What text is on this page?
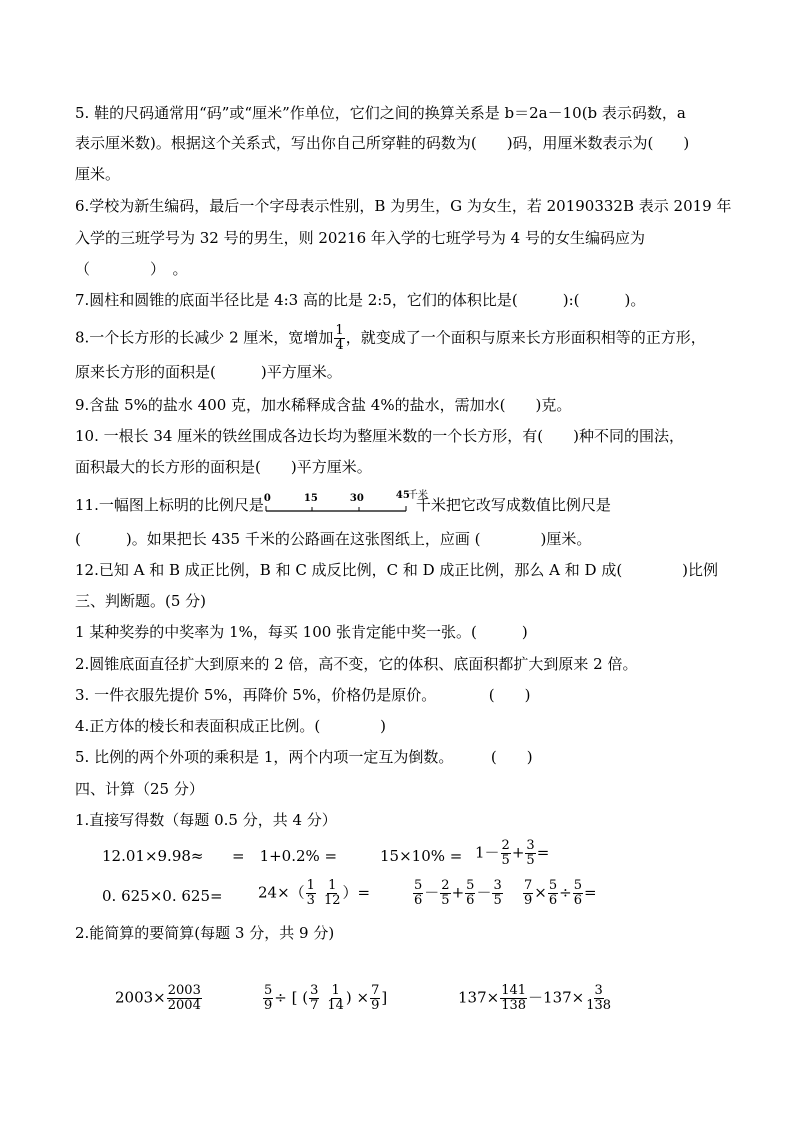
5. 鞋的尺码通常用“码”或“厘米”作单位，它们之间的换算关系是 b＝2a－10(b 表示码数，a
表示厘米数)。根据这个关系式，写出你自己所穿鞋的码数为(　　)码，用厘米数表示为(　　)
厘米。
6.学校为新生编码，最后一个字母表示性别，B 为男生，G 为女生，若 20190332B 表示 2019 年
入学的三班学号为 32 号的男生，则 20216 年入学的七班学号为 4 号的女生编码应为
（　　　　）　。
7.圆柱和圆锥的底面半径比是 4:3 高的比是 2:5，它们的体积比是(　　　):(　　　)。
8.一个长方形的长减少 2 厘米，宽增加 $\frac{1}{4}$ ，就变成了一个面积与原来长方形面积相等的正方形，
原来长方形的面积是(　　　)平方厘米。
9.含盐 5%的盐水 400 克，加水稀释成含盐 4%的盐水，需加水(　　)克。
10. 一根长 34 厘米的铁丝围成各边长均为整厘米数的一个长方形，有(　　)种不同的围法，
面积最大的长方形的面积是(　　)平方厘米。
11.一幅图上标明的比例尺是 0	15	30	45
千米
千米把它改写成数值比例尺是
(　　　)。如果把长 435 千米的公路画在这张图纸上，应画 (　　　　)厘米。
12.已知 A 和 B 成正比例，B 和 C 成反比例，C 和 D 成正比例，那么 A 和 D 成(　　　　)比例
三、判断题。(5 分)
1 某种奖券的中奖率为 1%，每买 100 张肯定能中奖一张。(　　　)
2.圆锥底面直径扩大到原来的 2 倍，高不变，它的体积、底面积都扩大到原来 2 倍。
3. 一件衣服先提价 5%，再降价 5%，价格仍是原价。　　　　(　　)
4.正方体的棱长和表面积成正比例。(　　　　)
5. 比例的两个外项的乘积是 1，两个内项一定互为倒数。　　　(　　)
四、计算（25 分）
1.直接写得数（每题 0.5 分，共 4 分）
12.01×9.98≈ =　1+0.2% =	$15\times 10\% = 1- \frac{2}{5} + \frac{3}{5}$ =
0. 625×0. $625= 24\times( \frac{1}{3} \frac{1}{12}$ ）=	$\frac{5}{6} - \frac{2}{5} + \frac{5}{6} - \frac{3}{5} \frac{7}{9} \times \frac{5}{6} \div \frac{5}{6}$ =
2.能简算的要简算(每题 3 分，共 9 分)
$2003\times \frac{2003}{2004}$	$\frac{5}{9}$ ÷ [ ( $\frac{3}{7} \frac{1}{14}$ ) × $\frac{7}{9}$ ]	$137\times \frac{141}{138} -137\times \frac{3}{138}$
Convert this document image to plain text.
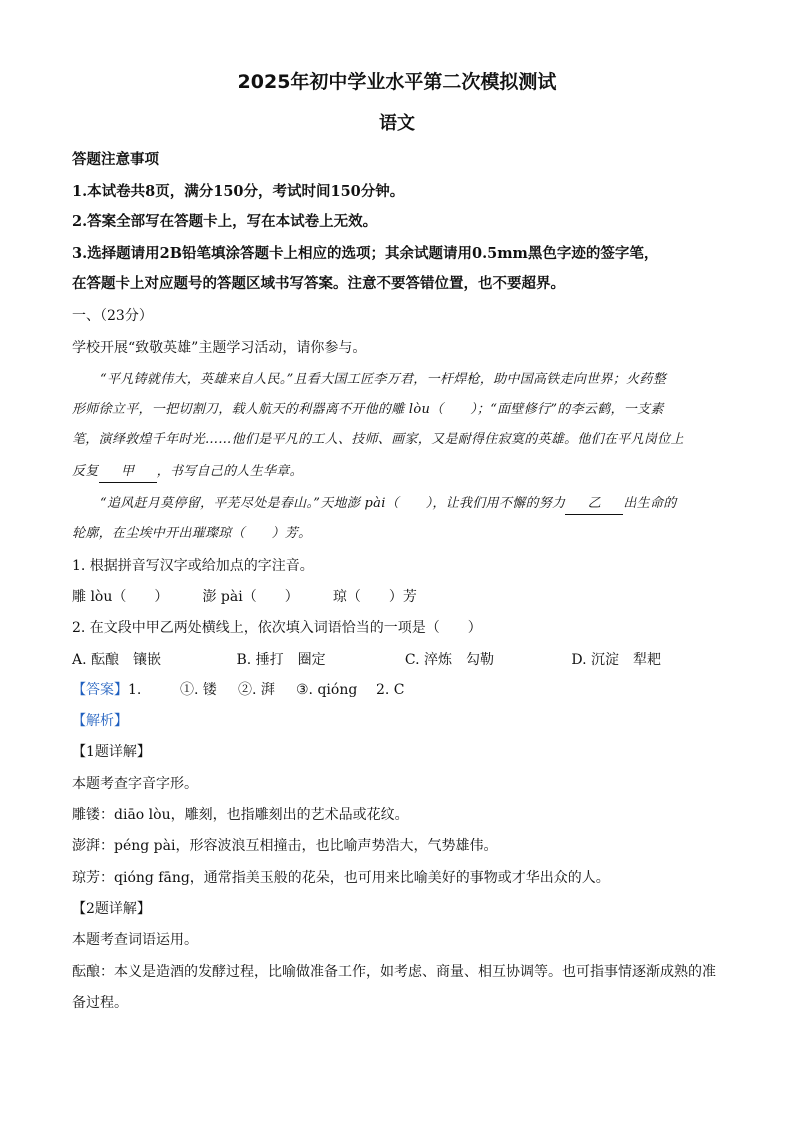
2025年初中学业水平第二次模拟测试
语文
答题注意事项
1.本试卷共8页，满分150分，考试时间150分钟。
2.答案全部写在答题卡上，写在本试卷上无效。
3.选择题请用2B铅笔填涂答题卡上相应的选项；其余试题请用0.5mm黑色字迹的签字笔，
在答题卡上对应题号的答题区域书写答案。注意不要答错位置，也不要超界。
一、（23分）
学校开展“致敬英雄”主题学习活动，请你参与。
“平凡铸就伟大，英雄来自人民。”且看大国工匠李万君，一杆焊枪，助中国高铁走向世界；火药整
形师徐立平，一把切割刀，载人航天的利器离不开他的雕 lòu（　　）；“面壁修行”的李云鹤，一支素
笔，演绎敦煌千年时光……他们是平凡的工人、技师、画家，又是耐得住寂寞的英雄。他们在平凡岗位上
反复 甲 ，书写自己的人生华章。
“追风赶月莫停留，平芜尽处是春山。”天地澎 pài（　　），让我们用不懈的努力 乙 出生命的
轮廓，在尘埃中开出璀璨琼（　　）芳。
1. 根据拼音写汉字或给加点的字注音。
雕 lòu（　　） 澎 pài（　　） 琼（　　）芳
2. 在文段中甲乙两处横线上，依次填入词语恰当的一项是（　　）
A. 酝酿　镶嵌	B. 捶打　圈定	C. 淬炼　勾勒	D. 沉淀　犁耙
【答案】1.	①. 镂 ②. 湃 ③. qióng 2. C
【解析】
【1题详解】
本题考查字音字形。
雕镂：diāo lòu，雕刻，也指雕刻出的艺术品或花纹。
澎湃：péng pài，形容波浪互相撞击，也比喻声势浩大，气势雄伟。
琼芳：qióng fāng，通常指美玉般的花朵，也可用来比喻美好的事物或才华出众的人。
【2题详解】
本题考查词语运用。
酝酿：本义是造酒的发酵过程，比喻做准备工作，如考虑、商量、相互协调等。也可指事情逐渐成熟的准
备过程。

+++

**Work instructions**
Tally up the lines of the listing containing the word "this". Give only the total.

**Task solution**
2